A run of records
══════
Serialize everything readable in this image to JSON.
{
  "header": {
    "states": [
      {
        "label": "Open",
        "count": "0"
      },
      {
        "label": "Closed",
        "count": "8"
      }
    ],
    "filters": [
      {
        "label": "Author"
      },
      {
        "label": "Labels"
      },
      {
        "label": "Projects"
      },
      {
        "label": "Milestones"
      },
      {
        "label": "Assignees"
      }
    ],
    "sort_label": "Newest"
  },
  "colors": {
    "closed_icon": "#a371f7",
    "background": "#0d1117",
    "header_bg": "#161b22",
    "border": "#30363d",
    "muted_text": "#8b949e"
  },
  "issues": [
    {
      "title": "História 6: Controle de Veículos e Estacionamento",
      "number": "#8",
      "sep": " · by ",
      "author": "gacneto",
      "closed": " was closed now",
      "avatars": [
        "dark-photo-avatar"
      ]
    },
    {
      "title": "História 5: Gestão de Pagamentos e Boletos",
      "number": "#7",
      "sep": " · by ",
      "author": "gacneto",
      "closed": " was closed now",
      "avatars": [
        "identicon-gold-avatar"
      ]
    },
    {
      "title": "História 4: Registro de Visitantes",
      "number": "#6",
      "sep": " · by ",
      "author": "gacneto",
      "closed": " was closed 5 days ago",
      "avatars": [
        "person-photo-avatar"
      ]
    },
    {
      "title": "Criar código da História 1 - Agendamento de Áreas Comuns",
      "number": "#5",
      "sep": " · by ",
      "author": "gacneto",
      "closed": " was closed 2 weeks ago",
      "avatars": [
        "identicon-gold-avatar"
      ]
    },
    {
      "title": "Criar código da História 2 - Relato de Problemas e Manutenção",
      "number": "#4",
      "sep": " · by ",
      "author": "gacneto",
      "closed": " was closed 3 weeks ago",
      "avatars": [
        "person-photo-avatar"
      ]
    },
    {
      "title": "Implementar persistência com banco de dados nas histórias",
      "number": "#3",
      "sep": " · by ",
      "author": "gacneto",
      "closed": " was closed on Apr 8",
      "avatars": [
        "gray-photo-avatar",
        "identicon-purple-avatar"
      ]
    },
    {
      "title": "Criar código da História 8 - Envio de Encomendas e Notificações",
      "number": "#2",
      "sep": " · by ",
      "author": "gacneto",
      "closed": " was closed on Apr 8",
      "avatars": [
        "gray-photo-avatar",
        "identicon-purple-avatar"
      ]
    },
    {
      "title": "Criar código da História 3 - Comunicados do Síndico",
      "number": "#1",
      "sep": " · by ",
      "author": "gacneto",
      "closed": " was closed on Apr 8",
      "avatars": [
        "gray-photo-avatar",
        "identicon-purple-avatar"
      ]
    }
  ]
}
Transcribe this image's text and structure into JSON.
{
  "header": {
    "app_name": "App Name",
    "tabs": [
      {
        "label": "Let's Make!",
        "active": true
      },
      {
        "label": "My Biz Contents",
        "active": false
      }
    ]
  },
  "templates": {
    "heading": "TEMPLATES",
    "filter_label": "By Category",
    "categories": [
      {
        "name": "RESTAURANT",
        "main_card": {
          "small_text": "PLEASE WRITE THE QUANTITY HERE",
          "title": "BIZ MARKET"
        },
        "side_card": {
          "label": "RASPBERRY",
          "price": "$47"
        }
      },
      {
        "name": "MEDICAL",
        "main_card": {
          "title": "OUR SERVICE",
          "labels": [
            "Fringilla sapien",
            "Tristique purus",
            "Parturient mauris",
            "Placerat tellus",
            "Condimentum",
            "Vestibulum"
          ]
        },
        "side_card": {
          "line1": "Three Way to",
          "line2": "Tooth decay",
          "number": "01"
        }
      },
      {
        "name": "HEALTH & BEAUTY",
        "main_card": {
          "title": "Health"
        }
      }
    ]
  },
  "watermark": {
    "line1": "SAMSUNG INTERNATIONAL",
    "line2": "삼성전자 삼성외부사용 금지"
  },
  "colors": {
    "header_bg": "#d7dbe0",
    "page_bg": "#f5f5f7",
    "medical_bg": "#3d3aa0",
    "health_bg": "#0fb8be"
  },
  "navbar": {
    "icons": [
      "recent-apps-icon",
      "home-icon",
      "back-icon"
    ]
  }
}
══════
The request =>
Take each line of the material that contains the word "title" and list it.

Task result =>
      "title": "História 6: Controle de Veículos e Estacionamento",
      "title": "História 5: Gestão de Pagamentos e Boletos",
      "title": "História 4: Registro de Visitantes",
      "title": "Criar código da História 1 - Agendamento de Áreas Comuns",
      "title": "Criar código da História 2 - Relato de Problemas e Manutenção",
      "title": "Implementar persistência com banco de dados nas histórias",
      "title": "Criar código da História 8 - Envio de Encomendas e Notificações",
      "title": "Criar código da História 3 - Comunicados do Síndico",
          "title": "BIZ MARKET"
          "title": "OUR SERVICE",
          "title": "Health"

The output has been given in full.